## SET EXERCISE:
Exactly repeat all the records below, omitting the images they hold.

**** DATASET RECORDS

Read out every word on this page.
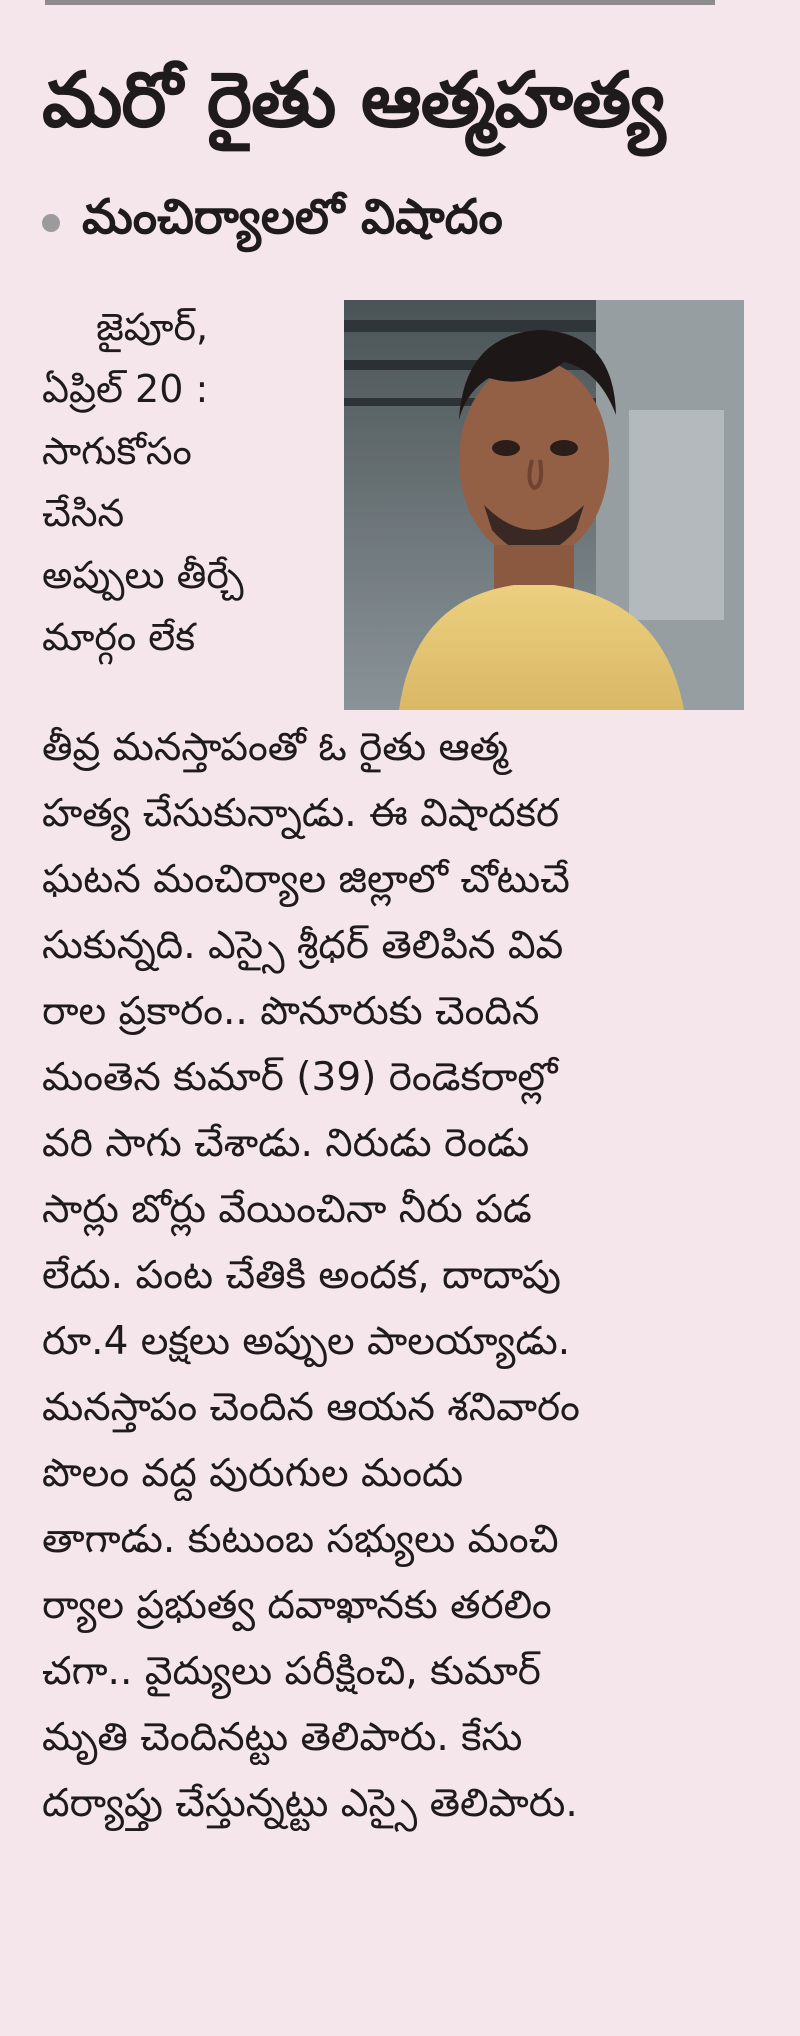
మరో రైతు ఆత్మహత్య
మంచిర్యాలలో విషాదం
జైపూర్,
ఏప్రిల్ 20 :
సాగుకోసం
చేసిన
అప్పులు తీర్చే
మార్గం లేక
తీవ్ర మనస్తాపంతో ఓ రైతు ఆత్మ
హత్య చేసుకున్నాడు. ఈ విషాదకర
ఘటన మంచిర్యాల జిల్లాలో చోటుచే
సుకున్నది. ఎస్సై శ్రీధర్ తెలిపిన వివ
రాల ప్రకారం.. పొనూరుకు చెందిన
మంతెన కుమార్ (39) రెండెకరాల్లో
వరి సాగు చేశాడు. నిరుడు రెండు
సార్లు బోర్లు వేయించినా నీరు పడ
లేదు. పంట చేతికి అందక, దాదాపు
రూ.4 లక్షలు అప్పుల పాలయ్యాడు.
మనస్తాపం చెందిన ఆయన శనివారం
పొలం వద్ద పురుగుల మందు
తాగాడు. కుటుంబ సభ్యులు మంచి
ర్యాల ప్రభుత్వ దవాఖానకు తరలిం
చగా.. వైద్యులు పరీక్షించి, కుమార్
మృతి చెందినట్టు తెలిపారు. కేసు
దర్యాప్తు చేస్తున్నట్టు ఎస్సై తెలిపారు.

********

## THE RESPONSE:
Read out every word on this page.
మరో రైతు ఆత్మహత్య
మంచిర్యాలలో విషాదం
జైపూర్,
ఏప్రిల్ 20 :
సాగుకోసం
చేసిన
అప్పులు తీర్చే
మార్గం లేక
తీవ్ర మనస్తాపంతో ఓ రైతు ఆత్మ
హత్య చేసుకున్నాడు. ఈ విషాదకర
ఘటన మంచిర్యాల జిల్లాలో చోటుచే
సుకున్నది. ఎస్సై శ్రీధర్ తెలిపిన వివ
రాల ప్రకారం.. పొనూరుకు చెందిన
మంతెన కుమార్ (39) రెండెకరాల్లో
వరి సాగు చేశాడు. నిరుడు రెండు
సార్లు బోర్లు వేయించినా నీరు పడ
లేదు. పంట చేతికి అందక, దాదాపు
రూ.4 లక్షలు అప్పుల పాలయ్యాడు.
మనస్తాపం చెందిన ఆయన శనివారం
పొలం వద్ద పురుగుల మందు
తాగాడు. కుటుంబ సభ్యులు మంచి
ర్యాల ప్రభుత్వ దవాఖానకు తరలిం
చగా.. వైద్యులు పరీక్షించి, కుమార్
మృతి చెందినట్టు తెలిపారు. కేసు
దర్యాప్తు చేస్తున్నట్టు ఎస్సై తెలిపారు.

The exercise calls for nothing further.